_Exercise description:_
Can you give all the records again without altering a single character?

_Record list:_
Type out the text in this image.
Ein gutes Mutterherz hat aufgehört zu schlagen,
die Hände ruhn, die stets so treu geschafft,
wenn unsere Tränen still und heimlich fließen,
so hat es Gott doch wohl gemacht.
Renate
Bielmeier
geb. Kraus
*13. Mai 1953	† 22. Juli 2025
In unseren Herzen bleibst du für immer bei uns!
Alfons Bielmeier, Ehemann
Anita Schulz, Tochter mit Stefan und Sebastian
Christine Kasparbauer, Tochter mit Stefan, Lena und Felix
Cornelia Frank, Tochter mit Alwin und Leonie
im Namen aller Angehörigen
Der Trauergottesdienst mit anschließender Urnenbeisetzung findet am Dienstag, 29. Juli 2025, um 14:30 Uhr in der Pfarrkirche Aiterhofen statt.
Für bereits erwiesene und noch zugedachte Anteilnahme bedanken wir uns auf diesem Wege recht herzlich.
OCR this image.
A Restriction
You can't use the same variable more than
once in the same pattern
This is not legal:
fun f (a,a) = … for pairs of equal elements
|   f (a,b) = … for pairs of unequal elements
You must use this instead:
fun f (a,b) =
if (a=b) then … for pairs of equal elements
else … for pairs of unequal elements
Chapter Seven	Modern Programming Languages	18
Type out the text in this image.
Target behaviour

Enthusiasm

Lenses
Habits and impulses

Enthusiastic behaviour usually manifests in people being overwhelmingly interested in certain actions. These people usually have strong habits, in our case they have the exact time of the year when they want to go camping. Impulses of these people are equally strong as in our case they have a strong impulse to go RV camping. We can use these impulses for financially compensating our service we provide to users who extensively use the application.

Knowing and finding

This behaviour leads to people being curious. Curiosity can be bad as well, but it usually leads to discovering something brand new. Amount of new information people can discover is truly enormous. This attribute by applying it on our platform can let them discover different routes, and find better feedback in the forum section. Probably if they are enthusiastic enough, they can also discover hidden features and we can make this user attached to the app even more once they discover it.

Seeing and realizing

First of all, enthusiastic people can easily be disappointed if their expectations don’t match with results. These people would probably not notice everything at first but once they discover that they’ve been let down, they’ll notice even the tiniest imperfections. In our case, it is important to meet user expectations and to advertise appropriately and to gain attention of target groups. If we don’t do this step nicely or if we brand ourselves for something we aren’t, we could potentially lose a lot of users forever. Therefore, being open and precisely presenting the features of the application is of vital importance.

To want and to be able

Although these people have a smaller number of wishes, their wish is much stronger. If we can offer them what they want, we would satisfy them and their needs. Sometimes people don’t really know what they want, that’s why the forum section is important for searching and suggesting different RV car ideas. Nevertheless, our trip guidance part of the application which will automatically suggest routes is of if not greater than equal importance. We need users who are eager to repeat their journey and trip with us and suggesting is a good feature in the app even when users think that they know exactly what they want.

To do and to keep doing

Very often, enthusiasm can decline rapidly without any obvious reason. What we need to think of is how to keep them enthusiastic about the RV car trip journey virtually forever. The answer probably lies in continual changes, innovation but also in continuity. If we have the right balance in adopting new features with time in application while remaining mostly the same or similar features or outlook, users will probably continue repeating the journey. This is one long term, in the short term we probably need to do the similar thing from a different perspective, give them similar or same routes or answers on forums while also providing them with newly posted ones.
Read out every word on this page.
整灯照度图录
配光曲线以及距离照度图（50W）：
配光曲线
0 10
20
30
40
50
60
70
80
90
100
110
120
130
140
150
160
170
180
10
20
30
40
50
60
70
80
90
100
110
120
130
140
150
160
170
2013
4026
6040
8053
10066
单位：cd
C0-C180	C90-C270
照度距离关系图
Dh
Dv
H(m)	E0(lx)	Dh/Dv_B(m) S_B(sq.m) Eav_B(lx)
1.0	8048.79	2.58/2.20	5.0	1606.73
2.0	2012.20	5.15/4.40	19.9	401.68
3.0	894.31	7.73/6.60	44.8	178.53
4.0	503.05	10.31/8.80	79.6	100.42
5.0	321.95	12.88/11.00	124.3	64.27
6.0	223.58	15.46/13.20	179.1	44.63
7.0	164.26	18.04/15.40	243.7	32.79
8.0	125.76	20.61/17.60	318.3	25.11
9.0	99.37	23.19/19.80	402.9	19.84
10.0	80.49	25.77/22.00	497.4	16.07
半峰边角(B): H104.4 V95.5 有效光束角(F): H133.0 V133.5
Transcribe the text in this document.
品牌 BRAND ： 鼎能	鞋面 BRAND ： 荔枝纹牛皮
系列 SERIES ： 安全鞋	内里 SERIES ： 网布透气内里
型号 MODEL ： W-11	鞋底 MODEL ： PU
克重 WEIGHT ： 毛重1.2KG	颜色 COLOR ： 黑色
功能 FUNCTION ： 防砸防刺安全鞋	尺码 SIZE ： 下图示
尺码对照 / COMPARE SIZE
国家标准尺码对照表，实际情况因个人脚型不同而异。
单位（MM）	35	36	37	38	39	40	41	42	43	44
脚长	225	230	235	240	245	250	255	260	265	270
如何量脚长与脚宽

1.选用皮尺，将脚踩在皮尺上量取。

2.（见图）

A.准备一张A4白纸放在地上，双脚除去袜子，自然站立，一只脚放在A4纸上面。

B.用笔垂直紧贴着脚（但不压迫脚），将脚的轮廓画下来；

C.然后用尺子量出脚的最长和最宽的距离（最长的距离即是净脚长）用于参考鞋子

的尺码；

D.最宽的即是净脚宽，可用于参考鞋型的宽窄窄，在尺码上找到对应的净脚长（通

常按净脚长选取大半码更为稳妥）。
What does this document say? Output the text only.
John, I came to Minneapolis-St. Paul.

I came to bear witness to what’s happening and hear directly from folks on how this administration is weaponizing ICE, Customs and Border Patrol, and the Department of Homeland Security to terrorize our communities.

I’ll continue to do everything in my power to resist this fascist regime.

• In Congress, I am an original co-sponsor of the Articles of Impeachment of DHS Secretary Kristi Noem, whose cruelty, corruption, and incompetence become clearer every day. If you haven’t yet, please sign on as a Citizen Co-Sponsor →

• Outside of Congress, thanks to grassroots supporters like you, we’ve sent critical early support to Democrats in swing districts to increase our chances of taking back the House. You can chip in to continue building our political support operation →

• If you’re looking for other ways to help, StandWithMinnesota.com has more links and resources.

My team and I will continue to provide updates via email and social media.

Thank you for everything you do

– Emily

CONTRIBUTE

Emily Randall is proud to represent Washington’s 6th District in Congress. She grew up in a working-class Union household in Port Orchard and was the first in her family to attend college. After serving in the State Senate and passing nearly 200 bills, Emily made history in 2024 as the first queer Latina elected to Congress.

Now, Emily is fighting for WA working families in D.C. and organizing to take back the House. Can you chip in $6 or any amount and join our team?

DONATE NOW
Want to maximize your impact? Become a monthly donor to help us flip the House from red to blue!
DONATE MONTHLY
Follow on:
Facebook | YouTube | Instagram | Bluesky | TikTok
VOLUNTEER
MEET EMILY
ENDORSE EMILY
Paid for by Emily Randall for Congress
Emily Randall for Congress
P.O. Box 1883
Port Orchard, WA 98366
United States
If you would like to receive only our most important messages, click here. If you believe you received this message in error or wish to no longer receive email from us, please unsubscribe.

_In response:_
Type out the text in this image.
Ein gutes Mutterherz hat aufgehört zu schlagen,
die Hände ruhn, die stets so treu geschafft,
wenn unsere Tränen still und heimlich fließen,
so hat es Gott doch wohl gemacht.
Renate
Bielmeier
geb. Kraus
*13. Mai 1953	† 22. Juli 2025
In unseren Herzen bleibst du für immer bei uns!
Alfons Bielmeier, Ehemann
Anita Schulz, Tochter mit Stefan und Sebastian
Christine Kasparbauer, Tochter mit Stefan, Lena und Felix
Cornelia Frank, Tochter mit Alwin und Leonie
im Namen aller Angehörigen
Der Trauergottesdienst mit anschließender Urnenbeisetzung findet am Dienstag, 29. Juli 2025, um 14:30 Uhr in der Pfarrkirche Aiterhofen statt.
Für bereits erwiesene und noch zugedachte Anteilnahme bedanken wir uns auf diesem Wege recht herzlich.
OCR this image.
A Restriction
You can't use the same variable more than
once in the same pattern
This is not legal:
fun f (a,a) = … for pairs of equal elements
|   f (a,b) = … for pairs of unequal elements
You must use this instead:
fun f (a,b) =
if (a=b) then … for pairs of equal elements
else … for pairs of unequal elements
Chapter Seven	Modern Programming Languages	18
Type out the text in this image.
Target behaviour

Enthusiasm

Lenses
Habits and impulses

Enthusiastic behaviour usually manifests in people being overwhelmingly interested in certain actions. These people usually have strong habits, in our case they have the exact time of the year when they want to go camping. Impulses of these people are equally strong as in our case they have a strong impulse to go RV camping. We can use these impulses for financially compensating our service we provide to users who extensively use the application.

Knowing and finding

This behaviour leads to people being curious. Curiosity can be bad as well, but it usually leads to discovering something brand new. Amount of new information people can discover is truly enormous. This attribute by applying it on our platform can let them discover different routes, and find better feedback in the forum section. Probably if they are enthusiastic enough, they can also discover hidden features and we can make this user attached to the app even more once they discover it.

Seeing and realizing

First of all, enthusiastic people can easily be disappointed if their expectations don’t match with results. These people would probably not notice everything at first but once they discover that they’ve been let down, they’ll notice even the tiniest imperfections. In our case, it is important to meet user expectations and to advertise appropriately and to gain attention of target groups. If we don’t do this step nicely or if we brand ourselves for something we aren’t, we could potentially lose a lot of users forever. Therefore, being open and precisely presenting the features of the application is of vital importance.

To want and to be able

Although these people have a smaller number of wishes, their wish is much stronger. If we can offer them what they want, we would satisfy them and their needs. Sometimes people don’t really know what they want, that’s why the forum section is important for searching and suggesting different RV car ideas. Nevertheless, our trip guidance part of the application which will automatically suggest routes is of if not greater than equal importance. We need users who are eager to repeat their journey and trip with us and suggesting is a good feature in the app even when users think that they know exactly what they want.

To do and to keep doing

Very often, enthusiasm can decline rapidly without any obvious reason. What we need to think of is how to keep them enthusiastic about the RV car trip journey virtually forever. The answer probably lies in continual changes, innovation but also in continuity. If we have the right balance in adopting new features with time in application while remaining mostly the same or similar features or outlook, users will probably continue repeating the journey. This is one long term, in the short term we probably need to do the similar thing from a different perspective, give them similar or same routes or answers on forums while also providing them with newly posted ones.
Read out every word on this page.
整灯照度图录
配光曲线以及距离照度图（50W）：
配光曲线
0 10
20
30
40
50
60
70
80
90
100
110
120
130
140
150
160
170
180
10
20
30
40
50
60
70
80
90
100
110
120
130
140
150
160
170
2013
4026
6040
8053
10066
单位：cd
C0-C180	C90-C270
照度距离关系图
Dh
Dv
H(m)	E0(lx)	Dh/Dv_B(m) S_B(sq.m) Eav_B(lx)
1.0	8048.79	2.58/2.20	5.0	1606.73
2.0	2012.20	5.15/4.40	19.9	401.68
3.0	894.31	7.73/6.60	44.8	178.53
4.0	503.05	10.31/8.80	79.6	100.42
5.0	321.95	12.88/11.00	124.3	64.27
6.0	223.58	15.46/13.20	179.1	44.63
7.0	164.26	18.04/15.40	243.7	32.79
8.0	125.76	20.61/17.60	318.3	25.11
9.0	99.37	23.19/19.80	402.9	19.84
10.0	80.49	25.77/22.00	497.4	16.07
半峰边角(B): H104.4 V95.5 有效光束角(F): H133.0 V133.5
Transcribe the text in this document.
品牌 BRAND ： 鼎能	鞋面 BRAND ： 荔枝纹牛皮
系列 SERIES ： 安全鞋	内里 SERIES ： 网布透气内里
型号 MODEL ： W-11	鞋底 MODEL ： PU
克重 WEIGHT ： 毛重1.2KG	颜色 COLOR ： 黑色
功能 FUNCTION ： 防砸防刺安全鞋	尺码 SIZE ： 下图示
尺码对照 / COMPARE SIZE
国家标准尺码对照表，实际情况因个人脚型不同而异。
单位（MM）	35	36	37	38	39	40	41	42	43	44
脚长	225	230	235	240	245	250	255	260	265	270
如何量脚长与脚宽

1.选用皮尺，将脚踩在皮尺上量取。

2.（见图）

A.准备一张A4白纸放在地上，双脚除去袜子，自然站立，一只脚放在A4纸上面。

B.用笔垂直紧贴着脚（但不压迫脚），将脚的轮廓画下来；

C.然后用尺子量出脚的最长和最宽的距离（最长的距离即是净脚长）用于参考鞋子

的尺码；

D.最宽的即是净脚宽，可用于参考鞋型的宽窄窄，在尺码上找到对应的净脚长（通

常按净脚长选取大半码更为稳妥）。
What does this document say? Output the text only.
John, I came to Minneapolis-St. Paul.

I came to bear witness to what’s happening and hear directly from folks on how this administration is weaponizing ICE, Customs and Border Patrol, and the Department of Homeland Security to terrorize our communities.

I’ll continue to do everything in my power to resist this fascist regime.

• In Congress, I am an original co-sponsor of the Articles of Impeachment of DHS Secretary Kristi Noem, whose cruelty, corruption, and incompetence become clearer every day. If you haven’t yet, please sign on as a Citizen Co-Sponsor →

• Outside of Congress, thanks to grassroots supporters like you, we’ve sent critical early support to Democrats in swing districts to increase our chances of taking back the House. You can chip in to continue building our political support operation →

• If you’re looking for other ways to help, StandWithMinnesota.com has more links and resources.

My team and I will continue to provide updates via email and social media.

Thank you for everything you do

– Emily

CONTRIBUTE

Emily Randall is proud to represent Washington’s 6th District in Congress. She grew up in a working-class Union household in Port Orchard and was the first in her family to attend college. After serving in the State Senate and passing nearly 200 bills, Emily made history in 2024 as the first queer Latina elected to Congress.

Now, Emily is fighting for WA working families in D.C. and organizing to take back the House. Can you chip in $6 or any amount and join our team?

DONATE NOW
Want to maximize your impact? Become a monthly donor to help us flip the House from red to blue!
DONATE MONTHLY
Follow on:
Facebook | YouTube | Instagram | Bluesky | TikTok
VOLUNTEER
MEET EMILY
ENDORSE EMILY
Paid for by Emily Randall for Congress
Emily Randall for Congress
P.O. Box 1883
Port Orchard, WA 98366
United States
If you would like to receive only our most important messages, click here. If you believe you received this message in error or wish to no longer receive email from us, please unsubscribe.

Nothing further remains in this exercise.